**Required work:** Scan the material for the word "thexdeaf", and copy each line where it shows up.

--- START Provided records ---

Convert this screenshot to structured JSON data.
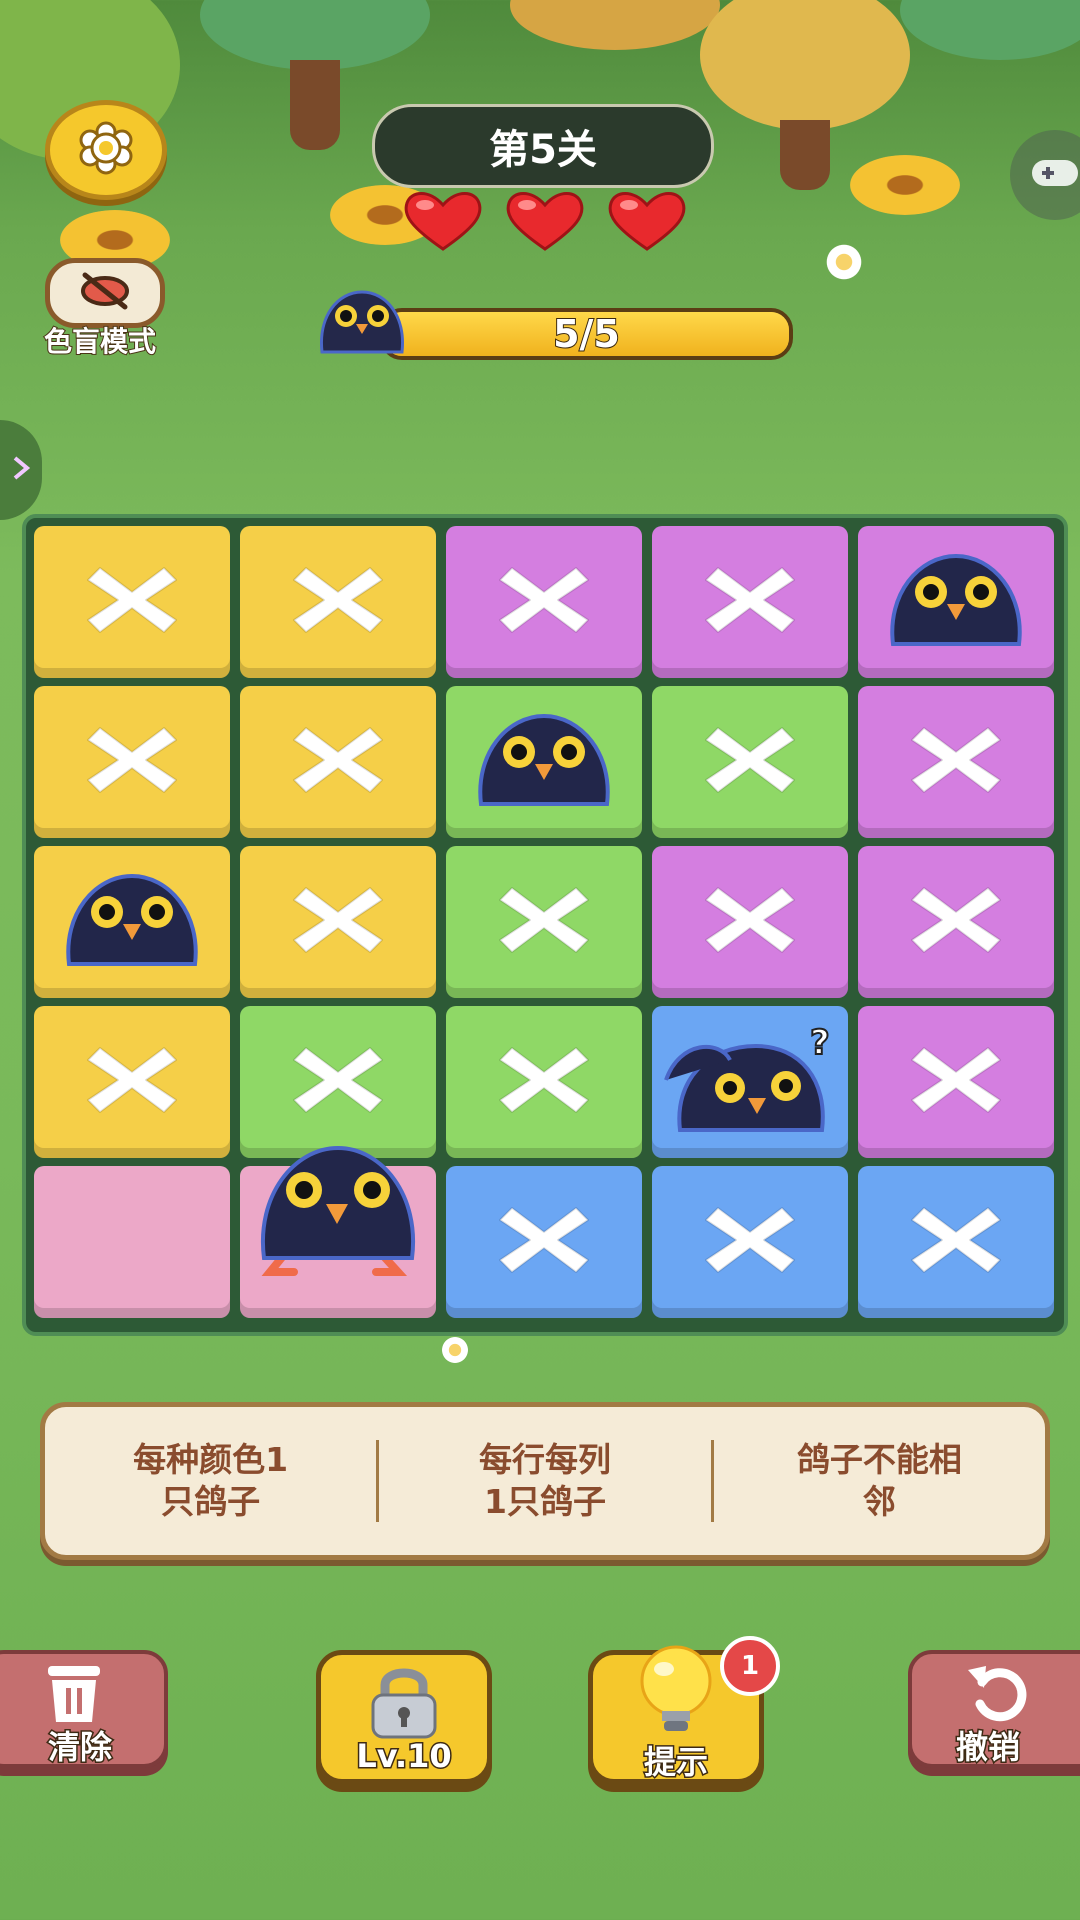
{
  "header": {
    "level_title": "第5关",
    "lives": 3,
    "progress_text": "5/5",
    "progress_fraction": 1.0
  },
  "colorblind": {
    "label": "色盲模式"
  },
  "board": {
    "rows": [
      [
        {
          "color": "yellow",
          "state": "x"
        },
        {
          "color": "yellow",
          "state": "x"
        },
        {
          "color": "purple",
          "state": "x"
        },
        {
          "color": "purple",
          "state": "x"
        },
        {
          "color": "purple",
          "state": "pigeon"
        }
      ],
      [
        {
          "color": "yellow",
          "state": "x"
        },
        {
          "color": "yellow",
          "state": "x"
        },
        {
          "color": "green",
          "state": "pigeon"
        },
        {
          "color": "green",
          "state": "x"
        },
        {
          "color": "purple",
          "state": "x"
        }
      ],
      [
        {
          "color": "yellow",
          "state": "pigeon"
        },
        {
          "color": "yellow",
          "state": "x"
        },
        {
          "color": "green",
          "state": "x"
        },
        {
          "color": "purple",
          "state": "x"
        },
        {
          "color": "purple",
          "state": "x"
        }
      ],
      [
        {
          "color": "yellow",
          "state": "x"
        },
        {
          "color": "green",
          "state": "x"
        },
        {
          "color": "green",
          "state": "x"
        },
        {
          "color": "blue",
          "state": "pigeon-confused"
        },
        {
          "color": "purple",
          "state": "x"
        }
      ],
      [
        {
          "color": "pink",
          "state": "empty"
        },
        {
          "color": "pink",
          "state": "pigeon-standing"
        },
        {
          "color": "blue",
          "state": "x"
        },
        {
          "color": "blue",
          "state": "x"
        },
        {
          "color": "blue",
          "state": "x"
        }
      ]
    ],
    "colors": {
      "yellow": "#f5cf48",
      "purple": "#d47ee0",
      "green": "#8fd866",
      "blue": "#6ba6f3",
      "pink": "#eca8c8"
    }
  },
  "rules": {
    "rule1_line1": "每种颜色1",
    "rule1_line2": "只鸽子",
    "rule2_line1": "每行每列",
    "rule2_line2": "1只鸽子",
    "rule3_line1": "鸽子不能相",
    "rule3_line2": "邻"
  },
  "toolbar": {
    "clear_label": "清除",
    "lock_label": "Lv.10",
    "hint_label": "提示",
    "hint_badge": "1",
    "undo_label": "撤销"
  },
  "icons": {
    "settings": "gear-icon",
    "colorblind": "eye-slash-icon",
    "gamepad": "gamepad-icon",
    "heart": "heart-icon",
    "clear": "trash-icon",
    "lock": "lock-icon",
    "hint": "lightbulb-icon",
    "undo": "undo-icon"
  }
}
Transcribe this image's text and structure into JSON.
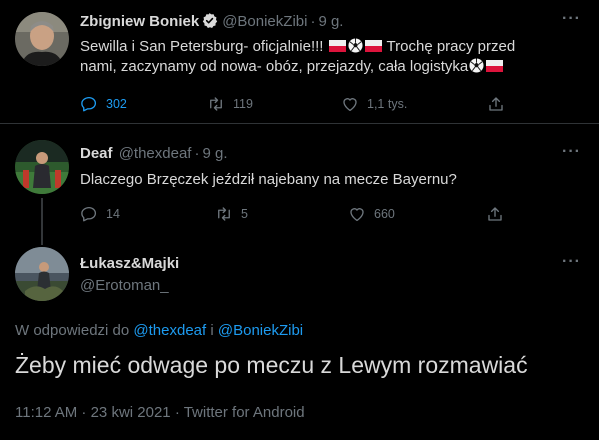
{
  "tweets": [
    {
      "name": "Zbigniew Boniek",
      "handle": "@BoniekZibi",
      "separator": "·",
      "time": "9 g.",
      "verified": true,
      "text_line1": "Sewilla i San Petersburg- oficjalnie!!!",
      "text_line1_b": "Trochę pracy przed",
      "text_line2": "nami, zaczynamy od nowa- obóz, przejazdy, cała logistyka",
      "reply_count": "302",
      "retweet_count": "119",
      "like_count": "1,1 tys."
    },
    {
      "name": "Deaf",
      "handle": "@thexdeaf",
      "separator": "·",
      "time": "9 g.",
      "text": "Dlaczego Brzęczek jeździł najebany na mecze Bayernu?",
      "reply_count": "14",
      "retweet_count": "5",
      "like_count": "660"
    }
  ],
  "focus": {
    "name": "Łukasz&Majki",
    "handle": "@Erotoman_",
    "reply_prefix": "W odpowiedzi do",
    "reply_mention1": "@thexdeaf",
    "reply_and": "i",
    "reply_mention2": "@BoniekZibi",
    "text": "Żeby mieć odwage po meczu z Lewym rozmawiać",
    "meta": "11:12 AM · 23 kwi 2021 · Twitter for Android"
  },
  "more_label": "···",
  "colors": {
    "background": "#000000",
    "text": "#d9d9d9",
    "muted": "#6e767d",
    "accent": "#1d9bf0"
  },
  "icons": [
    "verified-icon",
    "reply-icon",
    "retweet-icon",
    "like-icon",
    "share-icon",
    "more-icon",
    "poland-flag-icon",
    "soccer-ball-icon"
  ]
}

--- END Provided records ---
--- START Provided records ---

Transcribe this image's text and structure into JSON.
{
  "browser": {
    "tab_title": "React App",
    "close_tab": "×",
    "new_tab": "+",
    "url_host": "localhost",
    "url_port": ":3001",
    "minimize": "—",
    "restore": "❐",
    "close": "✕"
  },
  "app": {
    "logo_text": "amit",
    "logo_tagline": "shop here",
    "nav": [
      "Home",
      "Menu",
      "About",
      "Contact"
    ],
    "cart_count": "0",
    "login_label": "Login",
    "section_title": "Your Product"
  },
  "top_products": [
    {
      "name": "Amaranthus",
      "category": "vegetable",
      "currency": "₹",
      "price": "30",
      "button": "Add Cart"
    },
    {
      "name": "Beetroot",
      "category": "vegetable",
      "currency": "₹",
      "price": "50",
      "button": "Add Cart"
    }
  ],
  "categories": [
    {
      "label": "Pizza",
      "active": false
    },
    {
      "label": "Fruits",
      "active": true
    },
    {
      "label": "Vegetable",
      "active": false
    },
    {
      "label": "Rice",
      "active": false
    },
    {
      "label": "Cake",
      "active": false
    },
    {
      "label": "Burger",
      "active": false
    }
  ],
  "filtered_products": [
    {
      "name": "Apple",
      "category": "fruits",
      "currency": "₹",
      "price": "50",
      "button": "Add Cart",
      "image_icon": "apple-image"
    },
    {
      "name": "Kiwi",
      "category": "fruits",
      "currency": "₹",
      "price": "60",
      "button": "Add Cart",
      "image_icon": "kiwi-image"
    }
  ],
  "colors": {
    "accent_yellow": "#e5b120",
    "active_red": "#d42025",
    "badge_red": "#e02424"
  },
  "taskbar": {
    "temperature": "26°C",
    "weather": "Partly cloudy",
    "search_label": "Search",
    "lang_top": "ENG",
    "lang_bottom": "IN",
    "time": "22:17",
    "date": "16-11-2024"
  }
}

--- END Provided records ---

**Problem solution:**
      "handle": "@thexdeaf",
    "reply_mention1": "@thexdeaf",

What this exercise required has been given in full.